[Dataset rows]
***

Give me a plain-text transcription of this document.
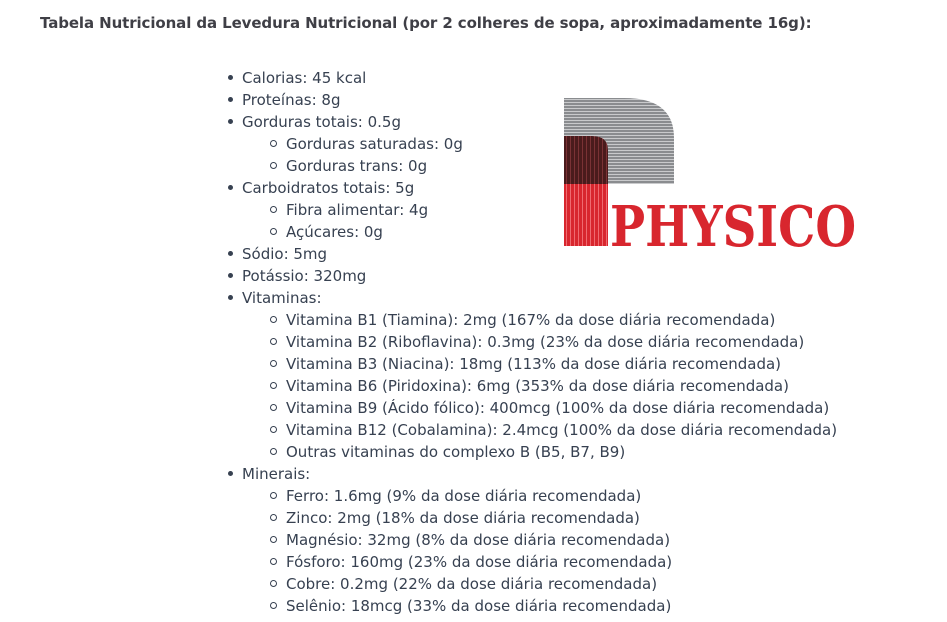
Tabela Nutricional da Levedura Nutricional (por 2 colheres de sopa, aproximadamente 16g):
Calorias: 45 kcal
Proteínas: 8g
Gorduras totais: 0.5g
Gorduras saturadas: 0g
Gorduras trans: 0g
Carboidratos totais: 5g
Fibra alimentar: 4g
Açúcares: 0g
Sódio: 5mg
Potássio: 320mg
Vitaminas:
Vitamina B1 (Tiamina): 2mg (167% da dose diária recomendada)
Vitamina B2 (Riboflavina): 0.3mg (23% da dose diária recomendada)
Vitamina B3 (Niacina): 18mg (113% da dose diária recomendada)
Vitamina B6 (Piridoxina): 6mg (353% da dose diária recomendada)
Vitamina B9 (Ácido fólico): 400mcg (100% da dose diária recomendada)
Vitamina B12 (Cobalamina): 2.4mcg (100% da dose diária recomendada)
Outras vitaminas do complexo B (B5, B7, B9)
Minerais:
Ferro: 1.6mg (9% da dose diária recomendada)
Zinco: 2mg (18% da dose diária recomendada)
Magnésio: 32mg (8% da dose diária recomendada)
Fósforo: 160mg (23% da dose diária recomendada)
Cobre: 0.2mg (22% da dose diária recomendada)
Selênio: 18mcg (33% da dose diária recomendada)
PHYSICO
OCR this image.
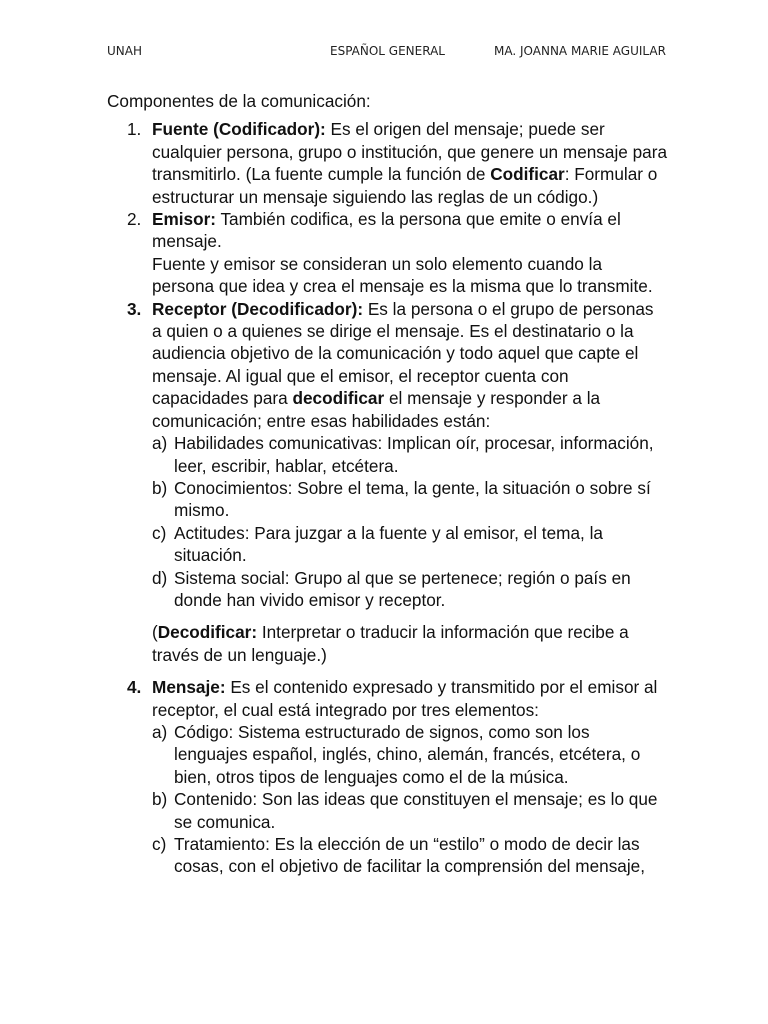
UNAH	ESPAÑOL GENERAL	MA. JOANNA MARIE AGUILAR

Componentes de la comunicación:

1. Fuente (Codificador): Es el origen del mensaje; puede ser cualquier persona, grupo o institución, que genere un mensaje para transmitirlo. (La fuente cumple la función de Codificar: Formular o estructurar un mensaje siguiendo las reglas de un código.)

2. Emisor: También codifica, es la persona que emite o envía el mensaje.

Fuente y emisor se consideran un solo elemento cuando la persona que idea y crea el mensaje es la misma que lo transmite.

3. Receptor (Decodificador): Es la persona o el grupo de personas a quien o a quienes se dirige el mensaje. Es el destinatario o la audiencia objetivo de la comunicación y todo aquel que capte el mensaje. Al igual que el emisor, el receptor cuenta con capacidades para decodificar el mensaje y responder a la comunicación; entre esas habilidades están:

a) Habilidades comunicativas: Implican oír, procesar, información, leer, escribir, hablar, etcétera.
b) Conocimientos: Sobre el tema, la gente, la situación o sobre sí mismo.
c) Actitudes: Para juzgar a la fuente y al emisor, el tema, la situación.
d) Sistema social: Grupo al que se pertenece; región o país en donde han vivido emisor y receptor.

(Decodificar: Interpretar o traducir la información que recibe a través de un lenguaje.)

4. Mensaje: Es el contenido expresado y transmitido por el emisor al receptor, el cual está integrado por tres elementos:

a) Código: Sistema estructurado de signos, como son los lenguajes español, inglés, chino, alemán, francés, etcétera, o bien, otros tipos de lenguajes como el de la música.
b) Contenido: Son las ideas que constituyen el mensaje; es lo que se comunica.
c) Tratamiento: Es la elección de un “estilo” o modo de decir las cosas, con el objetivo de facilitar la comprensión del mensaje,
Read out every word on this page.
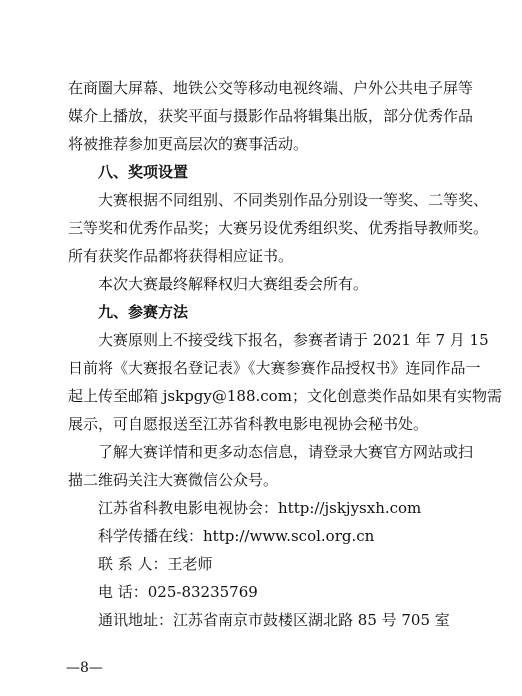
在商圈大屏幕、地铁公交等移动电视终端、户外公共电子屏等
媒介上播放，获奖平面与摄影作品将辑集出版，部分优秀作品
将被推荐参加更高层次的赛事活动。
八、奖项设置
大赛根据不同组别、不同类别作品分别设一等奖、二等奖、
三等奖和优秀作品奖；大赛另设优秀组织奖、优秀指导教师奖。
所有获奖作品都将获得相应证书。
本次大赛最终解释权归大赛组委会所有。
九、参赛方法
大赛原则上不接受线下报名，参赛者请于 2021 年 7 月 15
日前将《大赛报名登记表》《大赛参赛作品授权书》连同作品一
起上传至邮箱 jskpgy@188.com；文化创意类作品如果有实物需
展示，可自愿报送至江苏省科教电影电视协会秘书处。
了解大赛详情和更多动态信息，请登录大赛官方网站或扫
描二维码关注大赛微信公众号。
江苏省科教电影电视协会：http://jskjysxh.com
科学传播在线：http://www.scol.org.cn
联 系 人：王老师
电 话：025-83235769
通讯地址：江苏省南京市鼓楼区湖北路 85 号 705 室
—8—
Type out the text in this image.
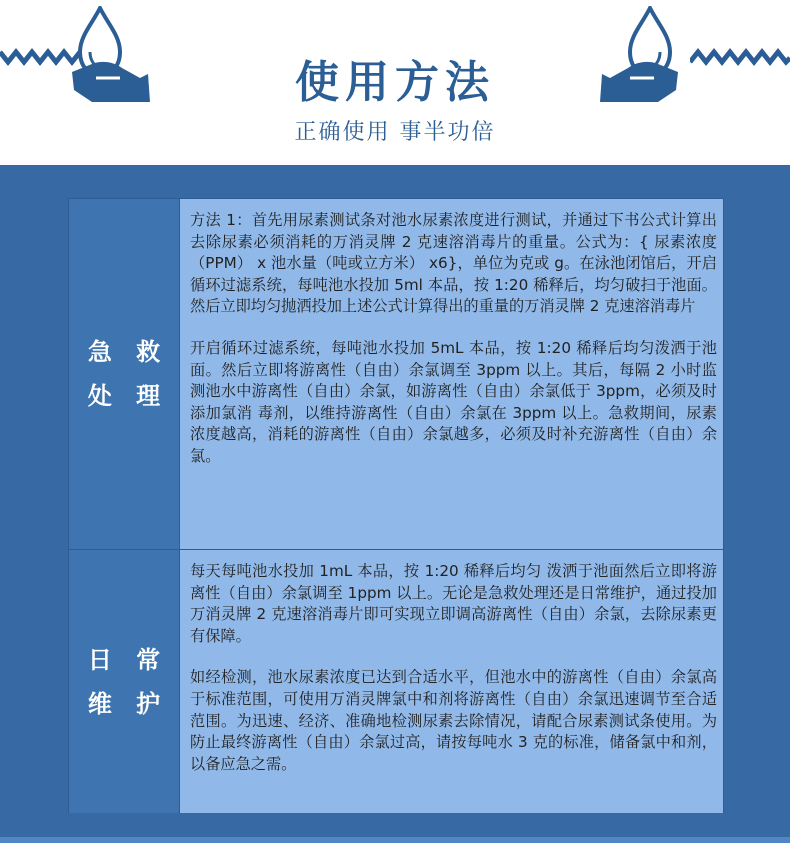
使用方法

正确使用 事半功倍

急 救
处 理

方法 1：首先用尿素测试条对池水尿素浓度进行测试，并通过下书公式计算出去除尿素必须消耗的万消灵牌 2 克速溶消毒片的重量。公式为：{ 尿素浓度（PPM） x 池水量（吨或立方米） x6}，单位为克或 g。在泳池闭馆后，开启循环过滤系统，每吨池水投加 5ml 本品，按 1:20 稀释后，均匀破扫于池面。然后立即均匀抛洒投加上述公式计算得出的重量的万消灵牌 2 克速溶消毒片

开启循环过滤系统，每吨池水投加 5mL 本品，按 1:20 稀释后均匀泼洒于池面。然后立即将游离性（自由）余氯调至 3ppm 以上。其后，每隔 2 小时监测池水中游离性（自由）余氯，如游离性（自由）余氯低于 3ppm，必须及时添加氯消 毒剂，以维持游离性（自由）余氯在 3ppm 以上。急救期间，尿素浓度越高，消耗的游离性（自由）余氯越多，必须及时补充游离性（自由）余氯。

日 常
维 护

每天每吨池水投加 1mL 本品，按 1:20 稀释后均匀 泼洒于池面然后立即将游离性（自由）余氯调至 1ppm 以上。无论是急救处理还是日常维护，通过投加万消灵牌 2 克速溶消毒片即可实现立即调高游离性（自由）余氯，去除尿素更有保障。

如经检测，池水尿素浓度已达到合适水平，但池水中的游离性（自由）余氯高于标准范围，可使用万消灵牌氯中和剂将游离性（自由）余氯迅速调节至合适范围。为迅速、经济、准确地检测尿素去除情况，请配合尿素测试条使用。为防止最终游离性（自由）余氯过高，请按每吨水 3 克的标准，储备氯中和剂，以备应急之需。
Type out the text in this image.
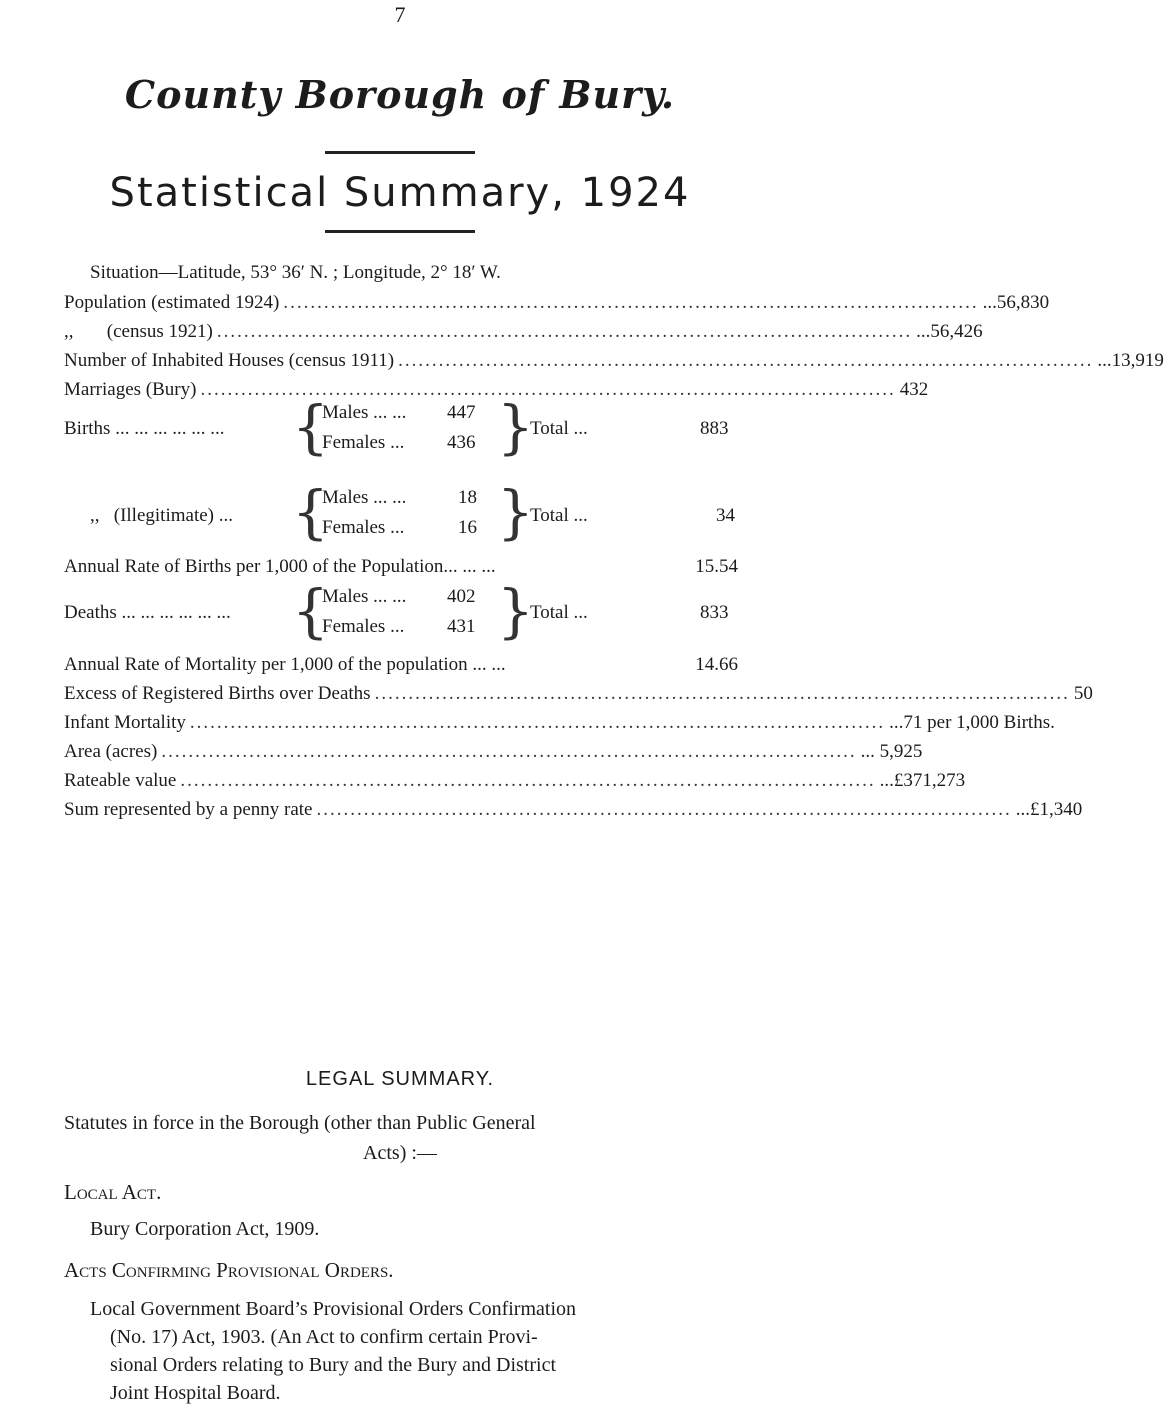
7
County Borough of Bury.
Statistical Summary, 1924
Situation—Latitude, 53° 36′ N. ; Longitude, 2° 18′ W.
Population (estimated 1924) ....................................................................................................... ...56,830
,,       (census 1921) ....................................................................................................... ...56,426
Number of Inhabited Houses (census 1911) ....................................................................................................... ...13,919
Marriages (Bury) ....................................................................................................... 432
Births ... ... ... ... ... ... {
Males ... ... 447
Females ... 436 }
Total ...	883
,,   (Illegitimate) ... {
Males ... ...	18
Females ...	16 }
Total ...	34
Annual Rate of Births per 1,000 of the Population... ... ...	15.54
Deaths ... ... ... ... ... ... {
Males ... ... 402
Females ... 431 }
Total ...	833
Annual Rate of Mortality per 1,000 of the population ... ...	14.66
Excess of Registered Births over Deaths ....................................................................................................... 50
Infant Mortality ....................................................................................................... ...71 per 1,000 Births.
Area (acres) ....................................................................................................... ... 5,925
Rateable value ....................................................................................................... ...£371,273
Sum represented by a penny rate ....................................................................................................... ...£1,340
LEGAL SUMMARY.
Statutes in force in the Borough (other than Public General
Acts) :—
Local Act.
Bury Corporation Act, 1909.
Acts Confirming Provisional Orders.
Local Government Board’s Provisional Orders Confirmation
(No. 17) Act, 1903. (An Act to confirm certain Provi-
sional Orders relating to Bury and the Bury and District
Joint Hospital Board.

***

_Goal of the exercise_
From the material above, reproduce everything verbatim except the pictures.

_Task output_
Give me a plain-text transcription of this document.
Tabela Nutricional da Levedura Nutricional (por 2 colheres de sopa, aproximadamente 16g):
Calorias: 45 kcal
Proteínas: 8g
Gorduras totais: 0.5g
Gorduras saturadas: 0g
Gorduras trans: 0g
Carboidratos totais: 5g
Fibra alimentar: 4g
Açúcares: 0g
Sódio: 5mg
Potássio: 320mg
Vitaminas:
Vitamina B1 (Tiamina): 2mg (167% da dose diária recomendada)
Vitamina B2 (Riboflavina): 0.3mg (23% da dose diária recomendada)
Vitamina B3 (Niacina): 18mg (113% da dose diária recomendada)
Vitamina B6 (Piridoxina): 6mg (353% da dose diária recomendada)
Vitamina B9 (Ácido fólico): 400mcg (100% da dose diária recomendada)
Vitamina B12 (Cobalamina): 2.4mcg (100% da dose diária recomendada)
Outras vitaminas do complexo B (B5, B7, B9)
Minerais:
Ferro: 1.6mg (9% da dose diária recomendada)
Zinco: 2mg (18% da dose diária recomendada)
Magnésio: 32mg (8% da dose diária recomendada)
Fósforo: 160mg (23% da dose diária recomendada)
Cobre: 0.2mg (22% da dose diária recomendada)
Selênio: 18mcg (33% da dose diária recomendada)
PHYSICO
OCR this image.
UNAH	ESPAÑOL GENERAL	MA. JOANNA MARIE AGUILAR

Componentes de la comunicación:

1. Fuente (Codificador): Es el origen del mensaje; puede ser cualquier persona, grupo o institución, que genere un mensaje para transmitirlo. (La fuente cumple la función de Codificar: Formular o estructurar un mensaje siguiendo las reglas de un código.)

2. Emisor: También codifica, es la persona que emite o envía el mensaje.

Fuente y emisor se consideran un solo elemento cuando la persona que idea y crea el mensaje es la misma que lo transmite.

3. Receptor (Decodificador): Es la persona o el grupo de personas a quien o a quienes se dirige el mensaje. Es el destinatario o la audiencia objetivo de la comunicación y todo aquel que capte el mensaje. Al igual que el emisor, el receptor cuenta con capacidades para decodificar el mensaje y responder a la comunicación; entre esas habilidades están:

a) Habilidades comunicativas: Implican oír, procesar, información, leer, escribir, hablar, etcétera.
b) Conocimientos: Sobre el tema, la gente, la situación o sobre sí mismo.
c) Actitudes: Para juzgar a la fuente y al emisor, el tema, la situación.
d) Sistema social: Grupo al que se pertenece; región o país en donde han vivido emisor y receptor.

(Decodificar: Interpretar o traducir la información que recibe a través de un lenguaje.)

4. Mensaje: Es el contenido expresado y transmitido por el emisor al receptor, el cual está integrado por tres elementos:

a) Código: Sistema estructurado de signos, como son los lenguajes español, inglés, chino, alemán, francés, etcétera, o bien, otros tipos de lenguajes como el de la música.
b) Contenido: Son las ideas que constituyen el mensaje; es lo que se comunica.
c) Tratamiento: Es la elección de un “estilo” o modo de decir las cosas, con el objetivo de facilitar la comprensión del mensaje,
Read out every word on this page.
在商圈大屏幕、地铁公交等移动电视终端、户外公共电子屏等
媒介上播放，获奖平面与摄影作品将辑集出版，部分优秀作品
将被推荐参加更高层次的赛事活动。
八、奖项设置
大赛根据不同组别、不同类别作品分别设一等奖、二等奖、
三等奖和优秀作品奖；大赛另设优秀组织奖、优秀指导教师奖。
所有获奖作品都将获得相应证书。
本次大赛最终解释权归大赛组委会所有。
九、参赛方法
大赛原则上不接受线下报名，参赛者请于 2021 年 7 月 15
日前将《大赛报名登记表》《大赛参赛作品授权书》连同作品一
起上传至邮箱 jskpgy@188.com；文化创意类作品如果有实物需
展示，可自愿报送至江苏省科教电影电视协会秘书处。
了解大赛详情和更多动态信息，请登录大赛官方网站或扫
描二维码关注大赛微信公众号。
江苏省科教电影电视协会：http://jskjysxh.com
科学传播在线：http://www.scol.org.cn
联 系 人：王老师
电 话：025-83235769
通讯地址：江苏省南京市鼓楼区湖北路 85 号 705 室
—8—
Type out the text in this image.
使用方法

正确使用 事半功倍

急 救
处 理

方法 1：首先用尿素测试条对池水尿素浓度进行测试，并通过下书公式计算出去除尿素必须消耗的万消灵牌 2 克速溶消毒片的重量。公式为：{ 尿素浓度（PPM） x 池水量（吨或立方米） x6}，单位为克或 g。在泳池闭馆后，开启循环过滤系统，每吨池水投加 5ml 本品，按 1:20 稀释后，均匀破扫于池面。然后立即均匀抛洒投加上述公式计算得出的重量的万消灵牌 2 克速溶消毒片

开启循环过滤系统，每吨池水投加 5mL 本品，按 1:20 稀释后均匀泼洒于池面。然后立即将游离性（自由）余氯调至 3ppm 以上。其后，每隔 2 小时监测池水中游离性（自由）余氯，如游离性（自由）余氯低于 3ppm，必须及时添加氯消 毒剂，以维持游离性（自由）余氯在 3ppm 以上。急救期间，尿素浓度越高，消耗的游离性（自由）余氯越多，必须及时补充游离性（自由）余氯。

日 常
维 护

每天每吨池水投加 1mL 本品，按 1:20 稀释后均匀 泼洒于池面然后立即将游离性（自由）余氯调至 1ppm 以上。无论是急救处理还是日常维护，通过投加万消灵牌 2 克速溶消毒片即可实现立即调高游离性（自由）余氯，去除尿素更有保障。

如经检测，池水尿素浓度已达到合适水平，但池水中的游离性（自由）余氯高于标准范围，可使用万消灵牌氯中和剂将游离性（自由）余氯迅速调节至合适范围。为迅速、经济、准确地检测尿素去除情况，请配合尿素测试条使用。为防止最终游离性（自由）余氯过高，请按每吨水 3 克的标准，储备氯中和剂，以备应急之需。
Type out the text in this image.
7
County Borough of Bury.
Statistical Summary, 1924
Situation—Latitude, 53° 36′ N. ; Longitude, 2° 18′ W.
Population (estimated 1924) ....................................................................................................... ...56,830
,,       (census 1921) ....................................................................................................... ...56,426
Number of Inhabited Houses (census 1911) ....................................................................................................... ...13,919
Marriages (Bury) ....................................................................................................... 432
Births ... ... ... ... ... ... {
Males ... ... 447
Females ... 436 }
Total ...	883
,,   (Illegitimate) ... {
Males ... ...	18
Females ...	16 }
Total ...	34
Annual Rate of Births per 1,000 of the Population... ... ...	15.54
Deaths ... ... ... ... ... ... {
Males ... ... 402
Females ... 431 }
Total ...	833
Annual Rate of Mortality per 1,000 of the population ... ...	14.66
Excess of Registered Births over Deaths ....................................................................................................... 50
Infant Mortality ....................................................................................................... ...71 per 1,000 Births.
Area (acres) ....................................................................................................... ... 5,925
Rateable value ....................................................................................................... ...£371,273
Sum represented by a penny rate ....................................................................................................... ...£1,340
LEGAL SUMMARY.
Statutes in force in the Borough (other than Public General
Acts) :—
Local Act.
Bury Corporation Act, 1909.
Acts Confirming Provisional Orders.
Local Government Board’s Provisional Orders Confirmation
(No. 17) Act, 1903. (An Act to confirm certain Provi-
sional Orders relating to Bury and the Bury and District
Joint Hospital Board.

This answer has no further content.